• _Task instructions_: Restate the full listing word for word and leave the pictures out.

• _Material_:
===

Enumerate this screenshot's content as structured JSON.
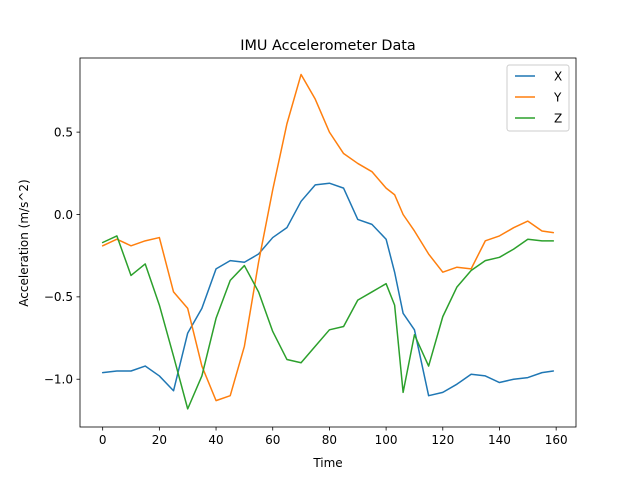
{
  "chart_data": {
    "type": "line",
    "title": "IMU Accelerometer Data",
    "xlabel": "Time",
    "ylabel": "Acceleration (m/s^2)",
    "xlim": [
      -8,
      167
    ],
    "ylim": [
      -1.29,
      0.95
    ],
    "xticks": [
      0,
      20,
      40,
      60,
      80,
      100,
      120,
      140,
      160
    ],
    "yticks": [
      -1.0,
      -0.5,
      0.0,
      0.5
    ],
    "xtick_labels": [
      "0",
      "20",
      "40",
      "60",
      "80",
      "100",
      "120",
      "140",
      "160"
    ],
    "ytick_labels": [
      "−1.0",
      "−0.5",
      "0.0",
      "0.5"
    ],
    "grid": false,
    "legend_position": "top-right",
    "x": [
      0,
      5,
      10,
      15,
      20,
      25,
      30,
      35,
      40,
      45,
      50,
      55,
      60,
      65,
      70,
      75,
      80,
      85,
      90,
      95,
      100,
      103,
      106,
      110,
      115,
      120,
      125,
      130,
      135,
      140,
      145,
      150,
      155,
      159
    ],
    "series": [
      {
        "name": "X",
        "color": "#1f77b4",
        "values": [
          -0.96,
          -0.95,
          -0.95,
          -0.92,
          -0.98,
          -1.07,
          -0.72,
          -0.57,
          -0.33,
          -0.28,
          -0.29,
          -0.24,
          -0.14,
          -0.08,
          0.08,
          0.18,
          0.19,
          0.16,
          -0.03,
          -0.06,
          -0.15,
          -0.35,
          -0.6,
          -0.7,
          -1.1,
          -1.08,
          -1.03,
          -0.97,
          -0.98,
          -1.02,
          -1.0,
          -0.99,
          -0.96,
          -0.95
        ]
      },
      {
        "name": "Y",
        "color": "#ff7f0e",
        "values": [
          -0.19,
          -0.15,
          -0.19,
          -0.16,
          -0.14,
          -0.47,
          -0.57,
          -0.92,
          -1.13,
          -1.1,
          -0.8,
          -0.29,
          0.15,
          0.55,
          0.85,
          0.7,
          0.5,
          0.37,
          0.31,
          0.26,
          0.16,
          0.12,
          0.0,
          -0.1,
          -0.24,
          -0.35,
          -0.32,
          -0.33,
          -0.16,
          -0.13,
          -0.08,
          -0.04,
          -0.1,
          -0.11
        ]
      },
      {
        "name": "Z",
        "color": "#2ca02c",
        "values": [
          -0.17,
          -0.13,
          -0.37,
          -0.3,
          -0.55,
          -0.86,
          -1.18,
          -0.98,
          -0.63,
          -0.4,
          -0.31,
          -0.47,
          -0.71,
          -0.88,
          -0.9,
          -0.8,
          -0.7,
          -0.68,
          -0.52,
          -0.47,
          -0.42,
          -0.55,
          -1.08,
          -0.73,
          -0.92,
          -0.62,
          -0.44,
          -0.34,
          -0.28,
          -0.26,
          -0.21,
          -0.15,
          -0.16,
          -0.16
        ]
      }
    ]
  }
}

===

• _Task solution_:
Enumerate this screenshot's content as structured JSON.
{
  "chart_data": {
    "type": "line",
    "title": "IMU Accelerometer Data",
    "xlabel": "Time",
    "ylabel": "Acceleration (m/s^2)",
    "xlim": [
      -8,
      167
    ],
    "ylim": [
      -1.29,
      0.95
    ],
    "xticks": [
      0,
      20,
      40,
      60,
      80,
      100,
      120,
      140,
      160
    ],
    "yticks": [
      -1.0,
      -0.5,
      0.0,
      0.5
    ],
    "xtick_labels": [
      "0",
      "20",
      "40",
      "60",
      "80",
      "100",
      "120",
      "140",
      "160"
    ],
    "ytick_labels": [
      "−1.0",
      "−0.5",
      "0.0",
      "0.5"
    ],
    "grid": false,
    "legend_position": "top-right",
    "x": [
      0,
      5,
      10,
      15,
      20,
      25,
      30,
      35,
      40,
      45,
      50,
      55,
      60,
      65,
      70,
      75,
      80,
      85,
      90,
      95,
      100,
      103,
      106,
      110,
      115,
      120,
      125,
      130,
      135,
      140,
      145,
      150,
      155,
      159
    ],
    "series": [
      {
        "name": "X",
        "color": "#1f77b4",
        "values": [
          -0.96,
          -0.95,
          -0.95,
          -0.92,
          -0.98,
          -1.07,
          -0.72,
          -0.57,
          -0.33,
          -0.28,
          -0.29,
          -0.24,
          -0.14,
          -0.08,
          0.08,
          0.18,
          0.19,
          0.16,
          -0.03,
          -0.06,
          -0.15,
          -0.35,
          -0.6,
          -0.7,
          -1.1,
          -1.08,
          -1.03,
          -0.97,
          -0.98,
          -1.02,
          -1.0,
          -0.99,
          -0.96,
          -0.95
        ]
      },
      {
        "name": "Y",
        "color": "#ff7f0e",
        "values": [
          -0.19,
          -0.15,
          -0.19,
          -0.16,
          -0.14,
          -0.47,
          -0.57,
          -0.92,
          -1.13,
          -1.1,
          -0.8,
          -0.29,
          0.15,
          0.55,
          0.85,
          0.7,
          0.5,
          0.37,
          0.31,
          0.26,
          0.16,
          0.12,
          0.0,
          -0.1,
          -0.24,
          -0.35,
          -0.32,
          -0.33,
          -0.16,
          -0.13,
          -0.08,
          -0.04,
          -0.1,
          -0.11
        ]
      },
      {
        "name": "Z",
        "color": "#2ca02c",
        "values": [
          -0.17,
          -0.13,
          -0.37,
          -0.3,
          -0.55,
          -0.86,
          -1.18,
          -0.98,
          -0.63,
          -0.4,
          -0.31,
          -0.47,
          -0.71,
          -0.88,
          -0.9,
          -0.8,
          -0.7,
          -0.68,
          -0.52,
          -0.47,
          -0.42,
          -0.55,
          -1.08,
          -0.73,
          -0.92,
          -0.62,
          -0.44,
          -0.34,
          -0.28,
          -0.26,
          -0.21,
          -0.15,
          -0.16,
          -0.16
        ]
      }
    ]
  }
}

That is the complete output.